Copy each line below in which the string "source" occurs.

- **DATA PROVIDED**
● ● ●
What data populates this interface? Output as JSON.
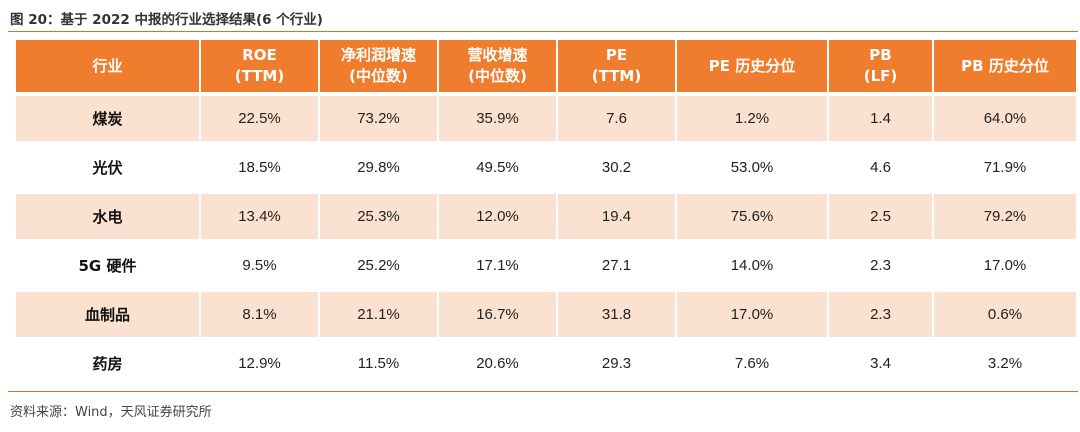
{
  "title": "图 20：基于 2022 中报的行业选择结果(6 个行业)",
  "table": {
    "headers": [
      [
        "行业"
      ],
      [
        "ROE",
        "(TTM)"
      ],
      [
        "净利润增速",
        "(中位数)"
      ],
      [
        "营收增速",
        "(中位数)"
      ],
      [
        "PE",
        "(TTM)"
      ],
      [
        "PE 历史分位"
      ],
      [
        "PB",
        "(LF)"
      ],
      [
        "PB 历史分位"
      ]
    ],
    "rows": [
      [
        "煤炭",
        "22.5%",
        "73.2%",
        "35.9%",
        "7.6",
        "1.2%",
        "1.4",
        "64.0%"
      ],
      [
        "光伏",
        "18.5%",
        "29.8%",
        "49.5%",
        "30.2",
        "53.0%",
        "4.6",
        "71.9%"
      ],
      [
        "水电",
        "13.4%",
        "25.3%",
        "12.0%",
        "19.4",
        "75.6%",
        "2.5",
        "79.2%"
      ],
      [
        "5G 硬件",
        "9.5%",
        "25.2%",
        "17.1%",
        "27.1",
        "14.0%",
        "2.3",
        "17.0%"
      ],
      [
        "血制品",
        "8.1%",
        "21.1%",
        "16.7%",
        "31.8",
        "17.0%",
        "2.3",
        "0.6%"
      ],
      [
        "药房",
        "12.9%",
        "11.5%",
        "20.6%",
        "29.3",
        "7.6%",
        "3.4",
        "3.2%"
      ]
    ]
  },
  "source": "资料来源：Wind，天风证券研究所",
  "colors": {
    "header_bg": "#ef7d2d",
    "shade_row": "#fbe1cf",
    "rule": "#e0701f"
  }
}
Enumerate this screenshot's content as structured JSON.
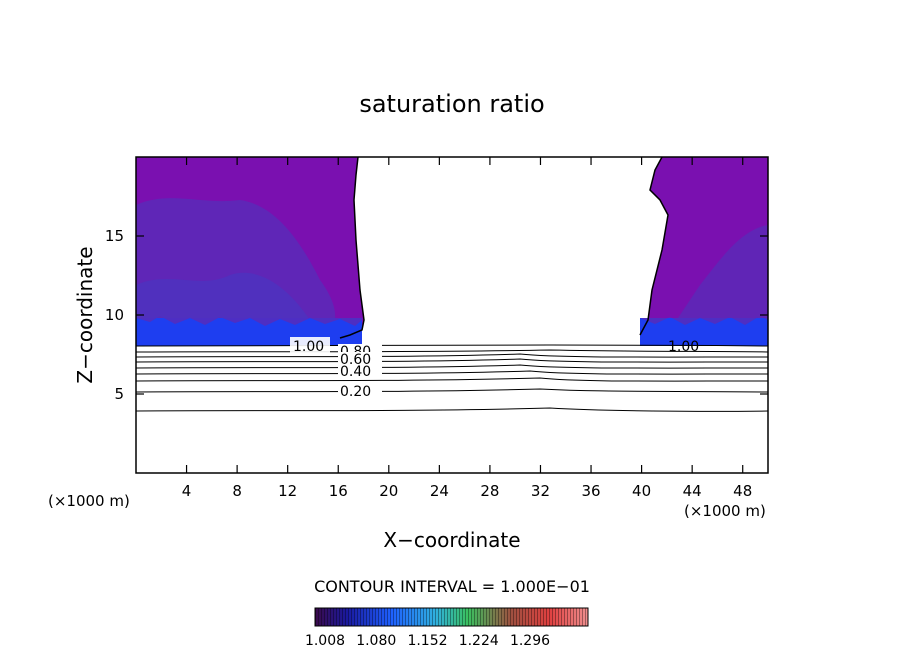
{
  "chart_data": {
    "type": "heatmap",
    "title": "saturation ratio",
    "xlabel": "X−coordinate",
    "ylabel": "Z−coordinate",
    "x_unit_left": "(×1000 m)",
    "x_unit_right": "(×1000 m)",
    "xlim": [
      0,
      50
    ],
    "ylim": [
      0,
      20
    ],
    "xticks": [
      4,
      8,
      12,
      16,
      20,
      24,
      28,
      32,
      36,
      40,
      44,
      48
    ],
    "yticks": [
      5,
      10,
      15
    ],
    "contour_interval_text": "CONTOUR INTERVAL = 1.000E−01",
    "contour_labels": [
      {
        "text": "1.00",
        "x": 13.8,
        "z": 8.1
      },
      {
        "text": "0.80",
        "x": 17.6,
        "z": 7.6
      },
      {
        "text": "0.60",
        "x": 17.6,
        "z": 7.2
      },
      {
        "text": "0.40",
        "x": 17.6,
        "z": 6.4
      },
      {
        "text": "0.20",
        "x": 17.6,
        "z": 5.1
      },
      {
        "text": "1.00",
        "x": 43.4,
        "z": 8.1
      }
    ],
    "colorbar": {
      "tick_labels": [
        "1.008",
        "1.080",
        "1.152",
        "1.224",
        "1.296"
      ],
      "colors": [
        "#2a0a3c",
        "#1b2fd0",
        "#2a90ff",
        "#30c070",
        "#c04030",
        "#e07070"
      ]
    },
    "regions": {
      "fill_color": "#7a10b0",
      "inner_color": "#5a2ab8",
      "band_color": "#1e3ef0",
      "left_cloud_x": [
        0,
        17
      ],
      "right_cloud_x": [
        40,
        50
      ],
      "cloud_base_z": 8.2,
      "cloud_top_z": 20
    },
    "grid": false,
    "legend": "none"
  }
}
● ● ●
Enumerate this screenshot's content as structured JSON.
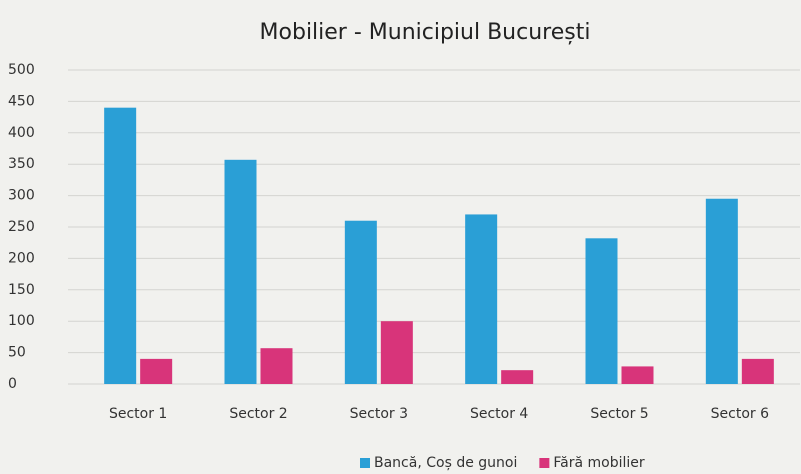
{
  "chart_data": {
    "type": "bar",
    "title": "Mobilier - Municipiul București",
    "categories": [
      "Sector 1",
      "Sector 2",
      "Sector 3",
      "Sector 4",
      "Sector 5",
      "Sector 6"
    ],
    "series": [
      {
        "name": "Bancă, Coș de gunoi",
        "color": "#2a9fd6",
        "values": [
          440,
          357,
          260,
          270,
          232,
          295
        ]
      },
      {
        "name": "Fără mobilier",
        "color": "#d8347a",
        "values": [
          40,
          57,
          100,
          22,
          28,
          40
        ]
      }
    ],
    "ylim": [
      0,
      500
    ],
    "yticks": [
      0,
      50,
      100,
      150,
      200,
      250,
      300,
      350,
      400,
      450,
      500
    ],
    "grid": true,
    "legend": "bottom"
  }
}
● ● ●
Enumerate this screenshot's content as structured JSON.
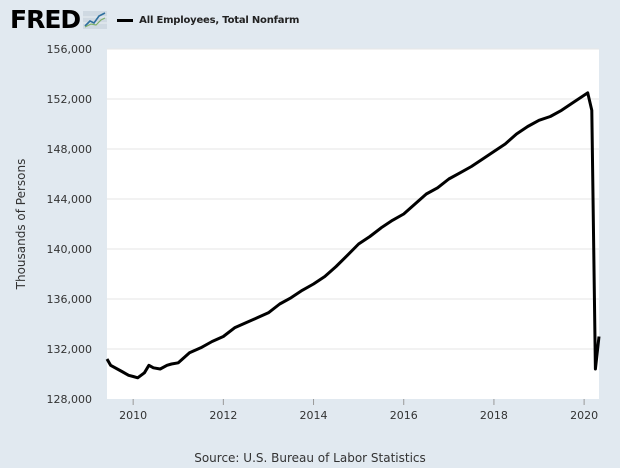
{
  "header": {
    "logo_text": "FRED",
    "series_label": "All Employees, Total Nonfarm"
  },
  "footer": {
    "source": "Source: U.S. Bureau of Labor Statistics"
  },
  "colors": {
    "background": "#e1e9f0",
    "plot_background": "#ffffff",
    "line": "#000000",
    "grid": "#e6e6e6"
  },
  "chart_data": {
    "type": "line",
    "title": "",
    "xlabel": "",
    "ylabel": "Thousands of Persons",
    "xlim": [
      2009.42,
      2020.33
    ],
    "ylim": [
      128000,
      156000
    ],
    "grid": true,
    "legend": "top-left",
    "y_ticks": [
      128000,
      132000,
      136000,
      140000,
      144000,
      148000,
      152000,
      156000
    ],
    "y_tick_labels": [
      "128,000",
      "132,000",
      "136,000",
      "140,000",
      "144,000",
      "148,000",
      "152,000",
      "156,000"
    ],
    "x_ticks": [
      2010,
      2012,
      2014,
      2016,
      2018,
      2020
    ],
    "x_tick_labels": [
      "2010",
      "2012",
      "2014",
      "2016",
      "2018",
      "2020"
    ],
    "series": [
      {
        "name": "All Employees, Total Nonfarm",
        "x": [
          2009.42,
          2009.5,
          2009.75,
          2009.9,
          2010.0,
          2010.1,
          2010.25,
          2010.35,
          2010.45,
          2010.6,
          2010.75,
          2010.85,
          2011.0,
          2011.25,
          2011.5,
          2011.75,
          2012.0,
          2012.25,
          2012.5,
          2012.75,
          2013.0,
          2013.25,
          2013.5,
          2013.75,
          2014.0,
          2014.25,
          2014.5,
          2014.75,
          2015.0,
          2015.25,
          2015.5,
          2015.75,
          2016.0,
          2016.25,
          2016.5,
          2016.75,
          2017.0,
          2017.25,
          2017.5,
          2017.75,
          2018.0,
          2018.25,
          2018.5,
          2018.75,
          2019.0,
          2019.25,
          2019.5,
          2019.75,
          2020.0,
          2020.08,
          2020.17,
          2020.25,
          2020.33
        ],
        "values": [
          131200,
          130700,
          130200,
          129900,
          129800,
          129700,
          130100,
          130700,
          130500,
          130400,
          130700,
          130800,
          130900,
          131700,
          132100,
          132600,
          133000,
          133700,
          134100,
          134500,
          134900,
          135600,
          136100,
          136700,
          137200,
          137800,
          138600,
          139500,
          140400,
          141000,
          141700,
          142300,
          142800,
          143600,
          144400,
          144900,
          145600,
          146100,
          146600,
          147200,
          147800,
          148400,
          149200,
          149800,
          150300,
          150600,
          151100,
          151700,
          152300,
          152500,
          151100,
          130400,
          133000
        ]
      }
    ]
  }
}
● ● ●
- **THE RESULT**
  "source": "资料来源：Wind，天风证券研究所",
    "source": "Source: U.S. Bureau of Labor Statistics"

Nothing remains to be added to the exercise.